begin RECORDS SHOWN
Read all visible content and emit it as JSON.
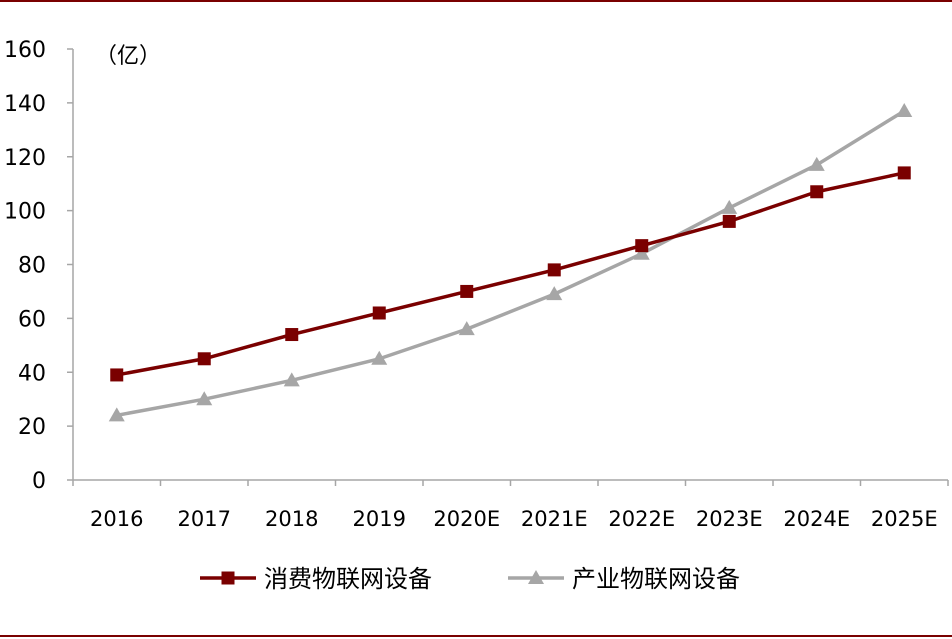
{
  "chart_data": {
    "type": "line",
    "categories": [
      "2016",
      "2017",
      "2018",
      "2019",
      "2020E",
      "2021E",
      "2022E",
      "2023E",
      "2024E",
      "2025E"
    ],
    "series": [
      {
        "name": "消费物联网设备",
        "values": [
          39,
          45,
          54,
          62,
          70,
          78,
          87,
          96,
          107,
          114
        ],
        "color": "#7a0000",
        "marker": "square"
      },
      {
        "name": "产业物联网设备",
        "values": [
          24,
          30,
          37,
          45,
          56,
          69,
          84,
          101,
          117,
          137
        ],
        "color": "#a6a6a6",
        "marker": "triangle"
      }
    ],
    "unit_label": "（亿）",
    "ylim": [
      0,
      160
    ],
    "yticks": [
      0,
      20,
      40,
      60,
      80,
      100,
      120,
      140,
      160
    ],
    "grid": false,
    "legend_position": "bottom"
  },
  "colors": {
    "frame": "#7a0000",
    "axis": "#a6a6a6"
  }
}
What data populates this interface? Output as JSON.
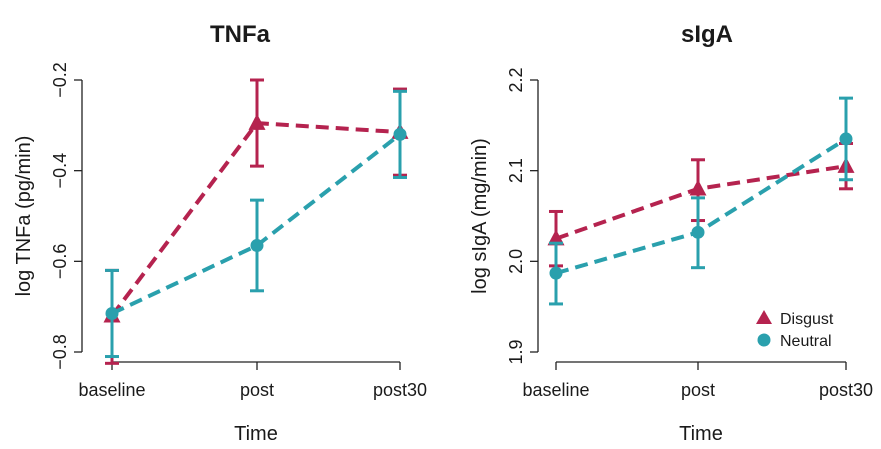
{
  "colors": {
    "Disgust": "#b5234f",
    "Neutral": "#2aa0ad",
    "axis": "#222222"
  },
  "chart_data": [
    {
      "type": "line",
      "title": "TNFa",
      "xlabel": "Time",
      "ylabel": "log TNFa (pg/min)",
      "categories": [
        "baseline",
        "post",
        "post30"
      ],
      "ylim": [
        -0.8,
        -0.2
      ],
      "yticks": [
        -0.8,
        -0.6,
        -0.4,
        -0.2
      ],
      "ytick_labels": [
        "−0.8",
        "−0.6",
        "−0.4",
        "−0.2"
      ],
      "legend": null,
      "series": [
        {
          "name": "Disgust",
          "marker": "triangle",
          "values": [
            -0.72,
            -0.295,
            -0.315
          ],
          "lower": [
            -0.825,
            -0.39,
            -0.41
          ],
          "upper": [
            -0.62,
            -0.2,
            -0.22
          ]
        },
        {
          "name": "Neutral",
          "marker": "circle",
          "values": [
            -0.715,
            -0.565,
            -0.32
          ],
          "lower": [
            -0.81,
            -0.665,
            -0.415
          ],
          "upper": [
            -0.62,
            -0.465,
            -0.225
          ]
        }
      ]
    },
    {
      "type": "line",
      "title": "sIgA",
      "xlabel": "Time",
      "ylabel": "log sIgA (mg/min)",
      "categories": [
        "baseline",
        "post",
        "post30"
      ],
      "ylim": [
        1.9,
        2.2
      ],
      "yticks": [
        1.9,
        2.0,
        2.1,
        2.2
      ],
      "ytick_labels": [
        "1.9",
        "2.0",
        "2.1",
        "2.2"
      ],
      "legend": "bottom-right",
      "series": [
        {
          "name": "Disgust",
          "marker": "triangle",
          "values": [
            2.025,
            2.08,
            2.105
          ],
          "lower": [
            1.995,
            2.045,
            2.08
          ],
          "upper": [
            2.055,
            2.112,
            2.13
          ]
        },
        {
          "name": "Neutral",
          "marker": "circle",
          "values": [
            1.987,
            2.032,
            2.135
          ],
          "lower": [
            1.953,
            1.993,
            2.09
          ],
          "upper": [
            2.02,
            2.07,
            2.18
          ]
        }
      ]
    }
  ]
}
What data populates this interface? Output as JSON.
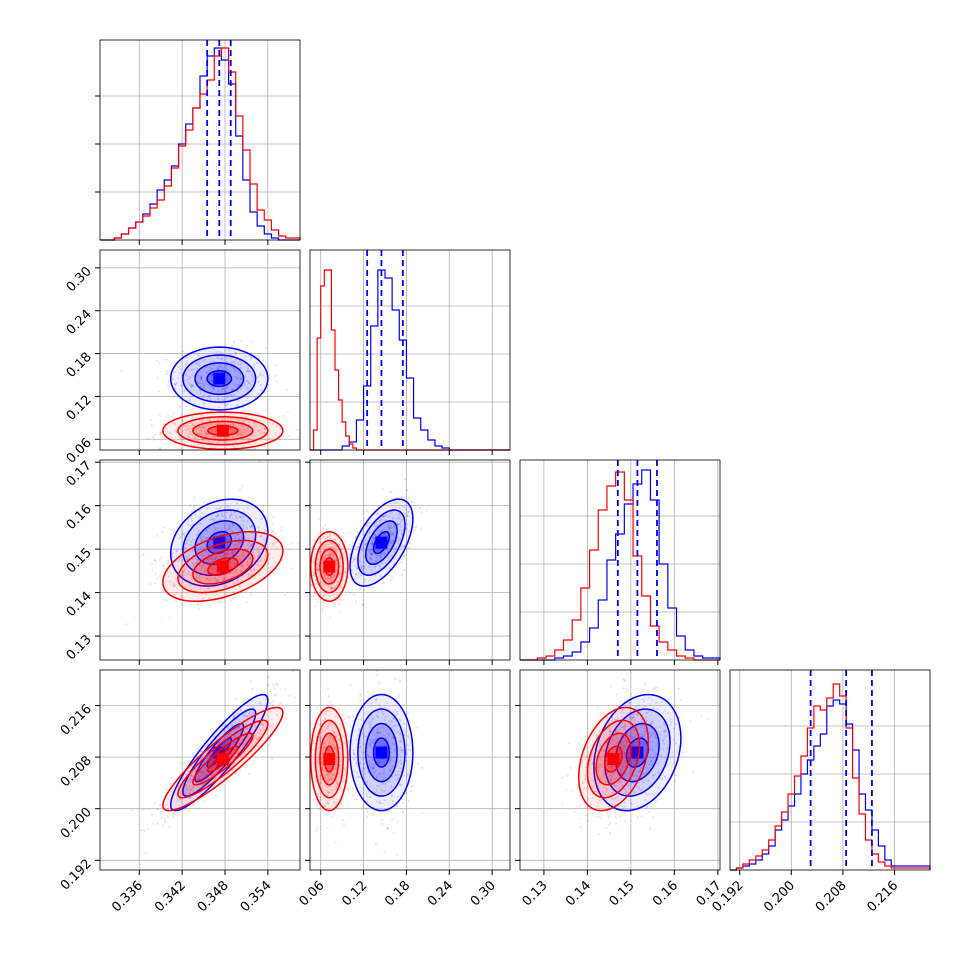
{
  "colors": {
    "model_a": "#0000ff",
    "model_b": "#ff0000",
    "grid": "#b0b0b0"
  },
  "chart_data": {
    "type": "corner",
    "parameters": [
      {
        "ticks": [
          0.336,
          0.342,
          0.348,
          0.354
        ],
        "tick_labels": [
          "0.336",
          "0.342",
          "0.348",
          "0.354"
        ],
        "range": [
          0.3305,
          0.3585
        ]
      },
      {
        "ticks": [
          0.06,
          0.12,
          0.18,
          0.24,
          0.3
        ],
        "tick_labels": [
          "0.06",
          "0.12",
          "0.18",
          "0.24",
          "0.30"
        ],
        "range": [
          0.045,
          0.325
        ]
      },
      {
        "ticks": [
          0.13,
          0.14,
          0.15,
          0.16,
          0.17
        ],
        "tick_labels": [
          "0.13",
          "0.14",
          "0.15",
          "0.16",
          "0.17"
        ],
        "range": [
          0.1245,
          0.1705
        ]
      },
      {
        "ticks": [
          0.192,
          0.2,
          0.208,
          0.216
        ],
        "tick_labels": [
          "0.192",
          "0.200",
          "0.208",
          "0.216"
        ],
        "range": [
          0.1905,
          0.2215
        ]
      }
    ],
    "series": [
      {
        "color": "#0000ff",
        "means": [
          0.3472,
          0.145,
          0.1515,
          0.2087
        ],
        "sigmas": [
          0.0034,
          0.022,
          0.005,
          0.0045
        ],
        "correlations": {
          "1,0": 0.0,
          "2,0": 0.25,
          "2,1": 0.55,
          "3,0": 0.9,
          "3,1": 0.0,
          "3,2": 0.25
        },
        "quantiles": [
          [
            0.3455,
            0.3472,
            0.3488
          ],
          [
            0.125,
            0.145,
            0.175
          ],
          [
            0.147,
            0.1515,
            0.156
          ],
          [
            0.203,
            0.2085,
            0.2125
          ]
        ],
        "histograms": [
          {
            "edges": [
              0.3305,
              0.3325,
              0.3335,
              0.3345,
              0.3355,
              0.3365,
              0.3375,
              0.3385,
              0.3395,
              0.3405,
              0.3415,
              0.3425,
              0.3435,
              0.3445,
              0.3455,
              0.3465,
              0.3475,
              0.3485,
              0.3495,
              0.3505,
              0.3515,
              0.3525,
              0.3535,
              0.3545,
              0.3555,
              0.3585
            ],
            "counts": [
              0.0,
              0.01,
              0.03,
              0.06,
              0.09,
              0.13,
              0.18,
              0.25,
              0.3,
              0.37,
              0.48,
              0.58,
              0.66,
              0.82,
              0.92,
              0.96,
              0.9,
              0.78,
              0.52,
              0.3,
              0.14,
              0.07,
              0.03,
              0.01,
              0.0
            ]
          },
          {
            "edges": [
              0.045,
              0.06,
              0.07,
              0.08,
              0.09,
              0.1,
              0.11,
              0.12,
              0.13,
              0.14,
              0.15,
              0.16,
              0.17,
              0.18,
              0.19,
              0.2,
              0.21,
              0.22,
              0.23,
              0.24,
              0.25,
              0.325
            ],
            "counts": [
              0.0,
              0.0,
              0.0,
              0.0,
              0.02,
              0.04,
              0.15,
              0.32,
              0.62,
              0.9,
              0.86,
              0.7,
              0.55,
              0.36,
              0.16,
              0.1,
              0.05,
              0.02,
              0.01,
              0.0,
              0.0
            ]
          },
          {
            "edges": [
              0.1245,
              0.1325,
              0.1345,
              0.1365,
              0.1385,
              0.1405,
              0.1425,
              0.1445,
              0.1465,
              0.1485,
              0.1505,
              0.1525,
              0.1545,
              0.1565,
              0.1585,
              0.1605,
              0.1625,
              0.1645,
              0.1665,
              0.1705
            ],
            "counts": [
              0.0,
              0.01,
              0.02,
              0.04,
              0.09,
              0.16,
              0.3,
              0.5,
              0.63,
              0.78,
              0.88,
              0.95,
              0.8,
              0.48,
              0.26,
              0.12,
              0.05,
              0.02,
              0.01
            ]
          },
          {
            "edges": [
              0.1905,
              0.1915,
              0.1925,
              0.1935,
              0.1945,
              0.1955,
              0.1965,
              0.1975,
              0.1985,
              0.1995,
              0.2005,
              0.2015,
              0.2025,
              0.2035,
              0.2045,
              0.2055,
              0.2065,
              0.2075,
              0.2085,
              0.2095,
              0.2105,
              0.2115,
              0.2125,
              0.2135,
              0.2145,
              0.2155,
              0.2215
            ],
            "counts": [
              0.0,
              0.01,
              0.02,
              0.03,
              0.05,
              0.08,
              0.12,
              0.2,
              0.25,
              0.32,
              0.38,
              0.48,
              0.55,
              0.62,
              0.68,
              0.82,
              0.85,
              0.83,
              0.73,
              0.6,
              0.38,
              0.3,
              0.2,
              0.12,
              0.05,
              0.02
            ]
          }
        ]
      },
      {
        "color": "#ff0000",
        "means": [
          0.3477,
          0.072,
          0.146,
          0.2077
        ],
        "sigmas": [
          0.0042,
          0.013,
          0.004,
          0.004
        ],
        "correlations": {
          "1,0": 0.0,
          "2,0": 0.45,
          "2,1": 0.0,
          "3,0": 0.9,
          "3,1": 0.0,
          "3,2": 0.35
        },
        "histograms": [
          {
            "edges": [
              0.3305,
              0.3325,
              0.3335,
              0.3345,
              0.3355,
              0.3365,
              0.3375,
              0.3385,
              0.3395,
              0.3405,
              0.3415,
              0.3425,
              0.3435,
              0.3445,
              0.3455,
              0.3465,
              0.3475,
              0.3485,
              0.3495,
              0.3505,
              0.3515,
              0.3525,
              0.3535,
              0.3545,
              0.3555,
              0.3565,
              0.3585
            ],
            "counts": [
              0.0,
              0.01,
              0.03,
              0.06,
              0.09,
              0.12,
              0.16,
              0.2,
              0.27,
              0.36,
              0.47,
              0.55,
              0.66,
              0.73,
              0.8,
              0.92,
              0.96,
              0.84,
              0.62,
              0.45,
              0.28,
              0.15,
              0.1,
              0.05,
              0.02,
              0.01
            ]
          },
          {
            "edges": [
              0.045,
              0.05,
              0.055,
              0.06,
              0.065,
              0.07,
              0.075,
              0.08,
              0.085,
              0.09,
              0.095,
              0.1,
              0.105,
              0.11,
              0.115,
              0.325
            ],
            "counts": [
              0.0,
              0.1,
              0.56,
              0.82,
              0.9,
              0.9,
              0.6,
              0.4,
              0.25,
              0.14,
              0.07,
              0.03,
              0.01,
              0.0,
              0.0
            ]
          },
          {
            "edges": [
              0.1245,
              0.1285,
              0.1305,
              0.1325,
              0.1345,
              0.1365,
              0.1385,
              0.1405,
              0.1425,
              0.1445,
              0.1465,
              0.1485,
              0.1505,
              0.1525,
              0.1545,
              0.1565,
              0.1585,
              0.1605,
              0.1625,
              0.1645,
              0.1705
            ],
            "counts": [
              0.0,
              0.01,
              0.02,
              0.05,
              0.1,
              0.2,
              0.36,
              0.55,
              0.75,
              0.87,
              0.94,
              0.8,
              0.52,
              0.32,
              0.17,
              0.09,
              0.05,
              0.02,
              0.01,
              0.0
            ]
          },
          {
            "edges": [
              0.1905,
              0.1915,
              0.1925,
              0.1935,
              0.1945,
              0.1955,
              0.1965,
              0.1975,
              0.1985,
              0.1995,
              0.2005,
              0.2015,
              0.2025,
              0.2035,
              0.2045,
              0.2055,
              0.2065,
              0.2075,
              0.2085,
              0.2095,
              0.2105,
              0.2115,
              0.2125,
              0.2135,
              0.2145,
              0.2155,
              0.2215
            ],
            "counts": [
              0.0,
              0.01,
              0.03,
              0.05,
              0.07,
              0.1,
              0.15,
              0.22,
              0.29,
              0.38,
              0.47,
              0.57,
              0.71,
              0.82,
              0.8,
              0.86,
              0.93,
              0.87,
              0.71,
              0.46,
              0.28,
              0.15,
              0.08,
              0.04,
              0.02,
              0.01
            ]
          }
        ]
      }
    ],
    "grid": true,
    "contour_levels_sigma": [
      0.5,
      1.0,
      1.5,
      2.0
    ]
  }
}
end RECORDS SHOWN
SHORT TASK ::
In the data above, how many lines contain the string "bottom"? Answer with the number only.

FULL OUTPUT ::
2